* [Task statement]:
Please name the parameter the patch renames and give its new name.

* [Reading text]:
□ □ □ □ □ □ □

From e126d72cd761136556dcf79ee2a7d21776059629 Mon Sep 17 00:00:00 2001
From: Loser Cheems <losercheems@gmail.com>
Date: Wed, 30 Jul 2025 21:30:38 +0800
Subject: [PATCH] Refactors dynamic mask function to improve clarity

Renames dt_states parameter to zoh_states for better semantic meaning.

Updates variable names from attn_mask to attn_bias to more accurately
reflect the additive bias nature of the operation.

Improves code organization by moving attn_mask creation logic and
adding explicit handling for sequences shorter than keep_window_size.

Enhances documentation with clearer parameter descriptions and
adds return type specification.
---
 benchmarks/benchmark_grad.py | 61 +++++++++++++++++++++---------------
 1 file changed, 35 insertions(+), 26 deletions(-)

□ □ □ □ □ □ □

* [Record list]:

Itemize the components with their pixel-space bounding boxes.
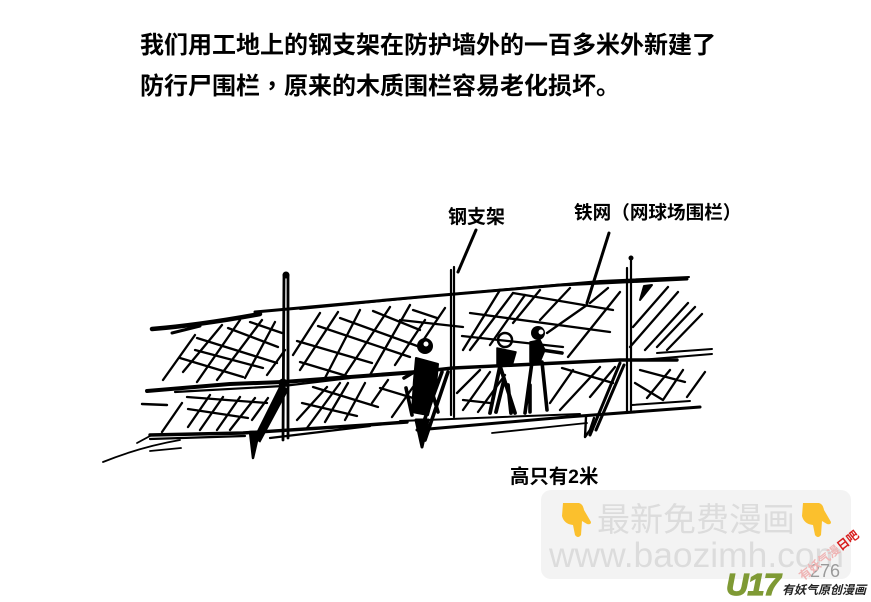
page number: 276 [810,561,840,581]
logo: u17: U17 [726,567,780,602]
fence post right [585,256,634,437]
top rail [152,277,689,333]
figure: person right [525,326,562,413]
logo caption: 有妖气原创漫画 [782,583,866,597]
label: height only 2 meters: 高只有2米 [510,466,598,488]
fence post left [250,272,290,458]
arrow: to wire mesh [587,233,609,303]
label: steel bracket: 钢支架 [448,207,505,228]
watermark url: www.baozimh.com [549,535,844,575]
icon: pointing hand left [562,503,591,537]
bottom rail [103,401,700,462]
heading text [140,32,716,101]
label: wire mesh: 铁网（网球场围栏） [574,198,741,225]
arrow: to steel bracket [458,230,476,272]
figure: person middle [490,333,516,413]
watermark title: 最新免费漫画 [597,501,795,538]
heading text: 防行尸围栏，原来的木质围栏容易老化损坏。 [140,66,620,101]
middle rail [142,349,712,405]
watermark panel [541,490,851,579]
fence post middle [416,267,454,447]
figure: person left [404,338,438,415]
fence mesh [162,287,705,432]
red watermark: 有妖气漫日吧 [796,528,862,583]
heading text: 我们用工地上的钢支架在防护墙外的一百多米外新建了 [140,32,716,59]
icon: pointing hand right [802,503,831,537]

□ □ □ □ □ □ □

* [Correct output]:
The patch renames dt_states to zoh_states.